Reproduce every entry exactly, without alteration.

Start Supplied data

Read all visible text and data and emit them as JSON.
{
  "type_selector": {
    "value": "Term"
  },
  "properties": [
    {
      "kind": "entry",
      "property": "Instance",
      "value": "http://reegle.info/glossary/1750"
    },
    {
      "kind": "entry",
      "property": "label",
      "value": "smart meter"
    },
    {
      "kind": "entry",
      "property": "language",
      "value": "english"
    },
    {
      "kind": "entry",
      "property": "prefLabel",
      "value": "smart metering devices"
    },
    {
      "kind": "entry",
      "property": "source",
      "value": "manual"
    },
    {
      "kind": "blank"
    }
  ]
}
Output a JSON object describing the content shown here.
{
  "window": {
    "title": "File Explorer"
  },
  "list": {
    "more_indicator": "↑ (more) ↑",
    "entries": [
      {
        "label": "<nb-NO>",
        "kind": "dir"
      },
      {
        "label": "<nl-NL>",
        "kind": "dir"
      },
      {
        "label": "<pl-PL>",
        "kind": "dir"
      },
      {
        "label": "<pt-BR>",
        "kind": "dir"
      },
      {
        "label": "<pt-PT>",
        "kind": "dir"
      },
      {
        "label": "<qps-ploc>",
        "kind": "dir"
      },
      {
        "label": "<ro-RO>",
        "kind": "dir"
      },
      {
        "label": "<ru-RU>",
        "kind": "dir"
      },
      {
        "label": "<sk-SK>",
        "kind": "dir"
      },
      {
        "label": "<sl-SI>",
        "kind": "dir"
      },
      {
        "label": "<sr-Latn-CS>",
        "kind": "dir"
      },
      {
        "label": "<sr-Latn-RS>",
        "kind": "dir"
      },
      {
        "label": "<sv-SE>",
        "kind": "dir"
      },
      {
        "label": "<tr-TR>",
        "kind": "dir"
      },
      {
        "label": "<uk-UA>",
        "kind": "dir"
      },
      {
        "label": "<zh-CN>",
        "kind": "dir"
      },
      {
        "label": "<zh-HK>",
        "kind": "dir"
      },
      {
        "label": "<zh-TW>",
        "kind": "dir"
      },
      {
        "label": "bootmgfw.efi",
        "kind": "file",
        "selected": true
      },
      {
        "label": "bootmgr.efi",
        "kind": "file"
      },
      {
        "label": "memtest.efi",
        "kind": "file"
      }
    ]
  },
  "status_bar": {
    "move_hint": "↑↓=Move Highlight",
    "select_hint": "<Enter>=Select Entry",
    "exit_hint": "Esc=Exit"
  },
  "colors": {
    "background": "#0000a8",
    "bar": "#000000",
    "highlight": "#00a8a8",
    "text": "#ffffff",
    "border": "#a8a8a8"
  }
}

End Supplied data

**Exercise result:**
Read all visible text and data and emit them as JSON.
{
  "type_selector": {
    "value": "Term"
  },
  "properties": [
    {
      "kind": "entry",
      "property": "Instance",
      "value": "http://reegle.info/glossary/1750"
    },
    {
      "kind": "entry",
      "property": "label",
      "value": "smart meter"
    },
    {
      "kind": "entry",
      "property": "language",
      "value": "english"
    },
    {
      "kind": "entry",
      "property": "prefLabel",
      "value": "smart metering devices"
    },
    {
      "kind": "entry",
      "property": "source",
      "value": "manual"
    },
    {
      "kind": "blank"
    }
  ]
}
Output a JSON object describing the content shown here.
{
  "window": {
    "title": "File Explorer"
  },
  "list": {
    "more_indicator": "↑ (more) ↑",
    "entries": [
      {
        "label": "<nb-NO>",
        "kind": "dir"
      },
      {
        "label": "<nl-NL>",
        "kind": "dir"
      },
      {
        "label": "<pl-PL>",
        "kind": "dir"
      },
      {
        "label": "<pt-BR>",
        "kind": "dir"
      },
      {
        "label": "<pt-PT>",
        "kind": "dir"
      },
      {
        "label": "<qps-ploc>",
        "kind": "dir"
      },
      {
        "label": "<ro-RO>",
        "kind": "dir"
      },
      {
        "label": "<ru-RU>",
        "kind": "dir"
      },
      {
        "label": "<sk-SK>",
        "kind": "dir"
      },
      {
        "label": "<sl-SI>",
        "kind": "dir"
      },
      {
        "label": "<sr-Latn-CS>",
        "kind": "dir"
      },
      {
        "label": "<sr-Latn-RS>",
        "kind": "dir"
      },
      {
        "label": "<sv-SE>",
        "kind": "dir"
      },
      {
        "label": "<tr-TR>",
        "kind": "dir"
      },
      {
        "label": "<uk-UA>",
        "kind": "dir"
      },
      {
        "label": "<zh-CN>",
        "kind": "dir"
      },
      {
        "label": "<zh-HK>",
        "kind": "dir"
      },
      {
        "label": "<zh-TW>",
        "kind": "dir"
      },
      {
        "label": "bootmgfw.efi",
        "kind": "file",
        "selected": true
      },
      {
        "label": "bootmgr.efi",
        "kind": "file"
      },
      {
        "label": "memtest.efi",
        "kind": "file"
      }
    ]
  },
  "status_bar": {
    "move_hint": "↑↓=Move Highlight",
    "select_hint": "<Enter>=Select Entry",
    "exit_hint": "Esc=Exit"
  },
  "colors": {
    "background": "#0000a8",
    "bar": "#000000",
    "highlight": "#00a8a8",
    "text": "#ffffff",
    "border": "#a8a8a8"
  }
}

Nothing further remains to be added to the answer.